# WHAT THE TASK REQUIRES
Please output every line of the material as it stands, without the pictures.
>> START DATA SUPPLIED
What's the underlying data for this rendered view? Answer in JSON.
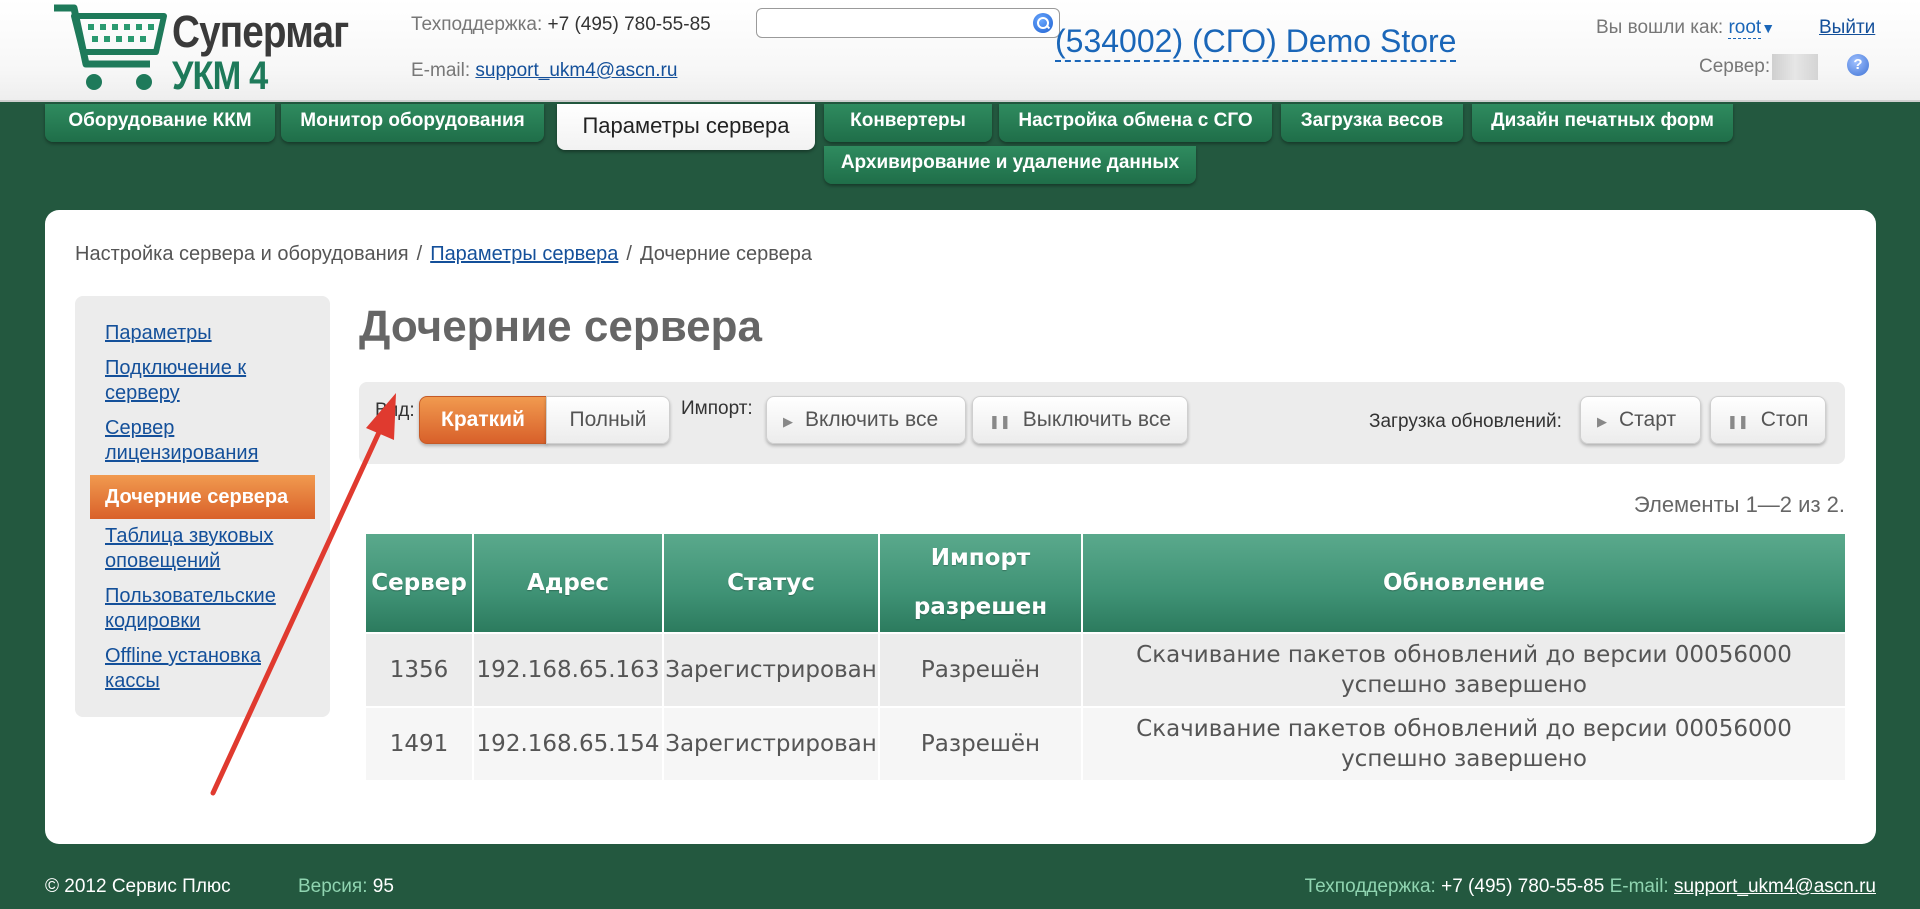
{
  "header": {
    "logo_title": "Супермаг",
    "logo_sub": "УКМ 4",
    "support_label": "Техподдержка:",
    "support_phone": "+7 (495) 780-55-85",
    "email_label": "E-mail:",
    "email": "support_ukm4@ascn.ru",
    "search_value": "",
    "store_name": "(534002) (СГО) Demo Store",
    "login_label": "Вы вошли как:",
    "login_user": "root",
    "logout": "Выйти",
    "server_label": "Сервер:",
    "help": "?"
  },
  "nav": {
    "tabs": [
      {
        "label": "Оборудование ККМ"
      },
      {
        "label": "Монитор оборудования"
      },
      {
        "label": "Параметры сервера",
        "active": true
      },
      {
        "label": "Конвертеры"
      },
      {
        "label": "Настройка обмена с СГО"
      },
      {
        "label": "Загрузка весов"
      },
      {
        "label": "Дизайн печатных форм"
      },
      {
        "label": "Архивирование и удаление данных"
      }
    ]
  },
  "breadcrumb": {
    "items": [
      "Настройка сервера и оборудования",
      "Параметры сервера",
      "Дочерние сервера"
    ],
    "separator": "/"
  },
  "sidebar": {
    "items": [
      {
        "label": "Параметры"
      },
      {
        "label": "Подключение к серверу"
      },
      {
        "label": "Сервер лицензирования"
      },
      {
        "label": "Дочерние сервера",
        "active": true
      },
      {
        "label": "Таблица звуковых оповещений"
      },
      {
        "label": "Пользовательские кодировки"
      },
      {
        "label": "Offline установка кассы"
      }
    ]
  },
  "main": {
    "title": "Дочерние сервера",
    "toolbar": {
      "view_label": "Вид:",
      "view_short": "Краткий",
      "view_full": "Полный",
      "import_label": "Импорт:",
      "enable_all": "Включить все",
      "disable_all": "Выключить все",
      "updates_label": "Загрузка обновлений:",
      "start": "Старт",
      "stop": "Стоп"
    },
    "count": "Элементы 1—2 из 2.",
    "table": {
      "headers": [
        "Сервер",
        "Адрес",
        "Статус",
        "Импорт разрешен",
        "Обновление"
      ],
      "rows": [
        [
          "1356",
          "192.168.65.163",
          "Зарегистрирован",
          "Разрешён",
          "Скачивание пакетов обновлений до версии 00056000 успешно завершено"
        ],
        [
          "1491",
          "192.168.65.154",
          "Зарегистрирован",
          "Разрешён",
          "Скачивание пакетов обновлений до версии 00056000 успешно завершено"
        ]
      ]
    }
  },
  "footer": {
    "copyright": "© 2012 Сервис Плюс",
    "version_label": "Версия:",
    "version": "95",
    "support_label": "Техподдержка:",
    "support_phone": "+7 (495) 780-55-85",
    "email_label": "E-mail:",
    "email": "support_ukm4@ascn.ru"
  },
  "colors": {
    "brand_green": "#23583f",
    "accent_orange": "#d9612a",
    "link_blue": "#14509a",
    "annotation_red": "#e03a2f"
  }
}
>> END DATA SUPPLIED
# WRITTEN REPLY
What's the underlying data for this rendered view? Answer in JSON.
{
  "header": {
    "logo_title": "Супермаг",
    "logo_sub": "УКМ 4",
    "support_label": "Техподдержка:",
    "support_phone": "+7 (495) 780-55-85",
    "email_label": "E-mail:",
    "email": "support_ukm4@ascn.ru",
    "search_value": "",
    "store_name": "(534002) (СГО) Demo Store",
    "login_label": "Вы вошли как:",
    "login_user": "root",
    "logout": "Выйти",
    "server_label": "Сервер:",
    "help": "?"
  },
  "nav": {
    "tabs": [
      {
        "label": "Оборудование ККМ"
      },
      {
        "label": "Монитор оборудования"
      },
      {
        "label": "Параметры сервера",
        "active": true
      },
      {
        "label": "Конвертеры"
      },
      {
        "label": "Настройка обмена с СГО"
      },
      {
        "label": "Загрузка весов"
      },
      {
        "label": "Дизайн печатных форм"
      },
      {
        "label": "Архивирование и удаление данных"
      }
    ]
  },
  "breadcrumb": {
    "items": [
      "Настройка сервера и оборудования",
      "Параметры сервера",
      "Дочерние сервера"
    ],
    "separator": "/"
  },
  "sidebar": {
    "items": [
      {
        "label": "Параметры"
      },
      {
        "label": "Подключение к серверу"
      },
      {
        "label": "Сервер лицензирования"
      },
      {
        "label": "Дочерние сервера",
        "active": true
      },
      {
        "label": "Таблица звуковых оповещений"
      },
      {
        "label": "Пользовательские кодировки"
      },
      {
        "label": "Offline установка кассы"
      }
    ]
  },
  "main": {
    "title": "Дочерние сервера",
    "toolbar": {
      "view_label": "Вид:",
      "view_short": "Краткий",
      "view_full": "Полный",
      "import_label": "Импорт:",
      "enable_all": "Включить все",
      "disable_all": "Выключить все",
      "updates_label": "Загрузка обновлений:",
      "start": "Старт",
      "stop": "Стоп"
    },
    "count": "Элементы 1—2 из 2.",
    "table": {
      "headers": [
        "Сервер",
        "Адрес",
        "Статус",
        "Импорт разрешен",
        "Обновление"
      ],
      "rows": [
        [
          "1356",
          "192.168.65.163",
          "Зарегистрирован",
          "Разрешён",
          "Скачивание пакетов обновлений до версии 00056000 успешно завершено"
        ],
        [
          "1491",
          "192.168.65.154",
          "Зарегистрирован",
          "Разрешён",
          "Скачивание пакетов обновлений до версии 00056000 успешно завершено"
        ]
      ]
    }
  },
  "footer": {
    "copyright": "© 2012 Сервис Плюс",
    "version_label": "Версия:",
    "version": "95",
    "support_label": "Техподдержка:",
    "support_phone": "+7 (495) 780-55-85",
    "email_label": "E-mail:",
    "email": "support_ukm4@ascn.ru"
  },
  "colors": {
    "brand_green": "#23583f",
    "accent_orange": "#d9612a",
    "link_blue": "#14509a",
    "annotation_red": "#e03a2f"
  }
}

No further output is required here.